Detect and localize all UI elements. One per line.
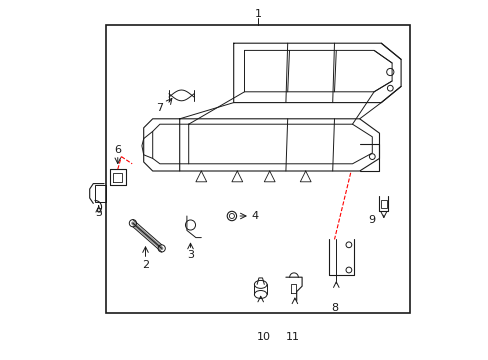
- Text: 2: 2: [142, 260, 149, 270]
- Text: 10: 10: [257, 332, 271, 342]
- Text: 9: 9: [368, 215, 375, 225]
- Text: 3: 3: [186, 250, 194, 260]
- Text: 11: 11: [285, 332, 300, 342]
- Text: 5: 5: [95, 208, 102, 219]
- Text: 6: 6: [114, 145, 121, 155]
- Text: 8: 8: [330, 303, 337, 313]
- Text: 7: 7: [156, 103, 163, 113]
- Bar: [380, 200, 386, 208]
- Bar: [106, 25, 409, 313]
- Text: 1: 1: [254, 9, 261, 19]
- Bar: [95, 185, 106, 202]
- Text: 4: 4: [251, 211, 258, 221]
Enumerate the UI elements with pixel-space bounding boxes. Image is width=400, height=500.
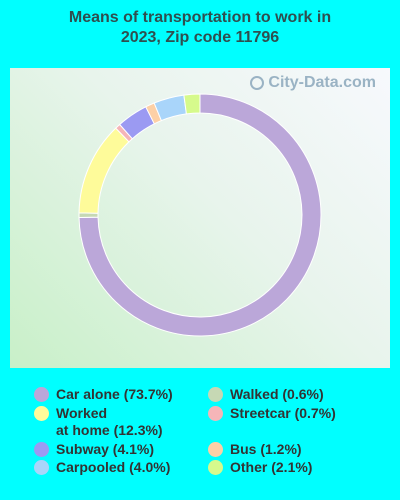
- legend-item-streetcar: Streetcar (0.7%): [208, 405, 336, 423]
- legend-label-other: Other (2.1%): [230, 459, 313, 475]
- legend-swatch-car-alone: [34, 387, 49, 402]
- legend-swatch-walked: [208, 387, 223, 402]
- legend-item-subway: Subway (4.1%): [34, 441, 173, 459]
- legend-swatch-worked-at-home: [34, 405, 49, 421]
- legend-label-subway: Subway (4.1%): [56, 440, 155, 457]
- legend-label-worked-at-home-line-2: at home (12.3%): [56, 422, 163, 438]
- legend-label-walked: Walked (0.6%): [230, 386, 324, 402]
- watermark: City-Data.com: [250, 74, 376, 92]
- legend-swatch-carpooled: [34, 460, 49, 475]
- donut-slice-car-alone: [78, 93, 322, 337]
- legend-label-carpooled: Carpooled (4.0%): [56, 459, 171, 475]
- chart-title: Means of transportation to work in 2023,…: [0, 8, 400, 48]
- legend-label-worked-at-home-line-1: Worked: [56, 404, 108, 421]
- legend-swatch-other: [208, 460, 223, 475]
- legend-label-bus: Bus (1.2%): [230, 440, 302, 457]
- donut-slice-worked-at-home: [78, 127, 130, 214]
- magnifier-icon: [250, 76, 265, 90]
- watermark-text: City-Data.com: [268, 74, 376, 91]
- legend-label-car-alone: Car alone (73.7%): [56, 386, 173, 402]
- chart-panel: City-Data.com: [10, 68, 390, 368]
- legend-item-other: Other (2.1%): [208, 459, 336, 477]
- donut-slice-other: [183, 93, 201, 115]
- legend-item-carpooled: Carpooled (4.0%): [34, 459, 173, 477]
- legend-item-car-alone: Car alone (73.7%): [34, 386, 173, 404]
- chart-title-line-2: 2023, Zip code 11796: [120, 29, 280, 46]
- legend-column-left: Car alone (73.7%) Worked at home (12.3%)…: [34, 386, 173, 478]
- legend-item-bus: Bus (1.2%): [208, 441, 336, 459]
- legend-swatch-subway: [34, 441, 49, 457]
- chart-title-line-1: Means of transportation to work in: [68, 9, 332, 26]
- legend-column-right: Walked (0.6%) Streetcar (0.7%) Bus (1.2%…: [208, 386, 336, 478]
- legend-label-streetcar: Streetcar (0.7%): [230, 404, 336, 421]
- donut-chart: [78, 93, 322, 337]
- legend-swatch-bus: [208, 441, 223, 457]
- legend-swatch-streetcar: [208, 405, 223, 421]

══════════

◆ Exercise ◆
Reproduce verbatim the lines above, from the line containing "- legend-item-streetcar: Streetcar" up to and including the line containing "- legend-label-worked-at-home-line-2: at".

◆ The reply ◆
- legend-item-streetcar: Streetcar (0.7%): [208, 405, 336, 423]
- legend-label-other: Other (2.1%): [230, 459, 313, 475]
- legend-swatch-car-alone: [34, 387, 49, 402]
- legend-swatch-walked: [208, 387, 223, 402]
- legend-item-subway: Subway (4.1%): [34, 441, 173, 459]
- legend-swatch-worked-at-home: [34, 405, 49, 421]
- legend-label-subway: Subway (4.1%): [56, 440, 155, 457]
- legend-label-worked-at-home-line-2: at home (12.3%): [56, 422, 163, 438]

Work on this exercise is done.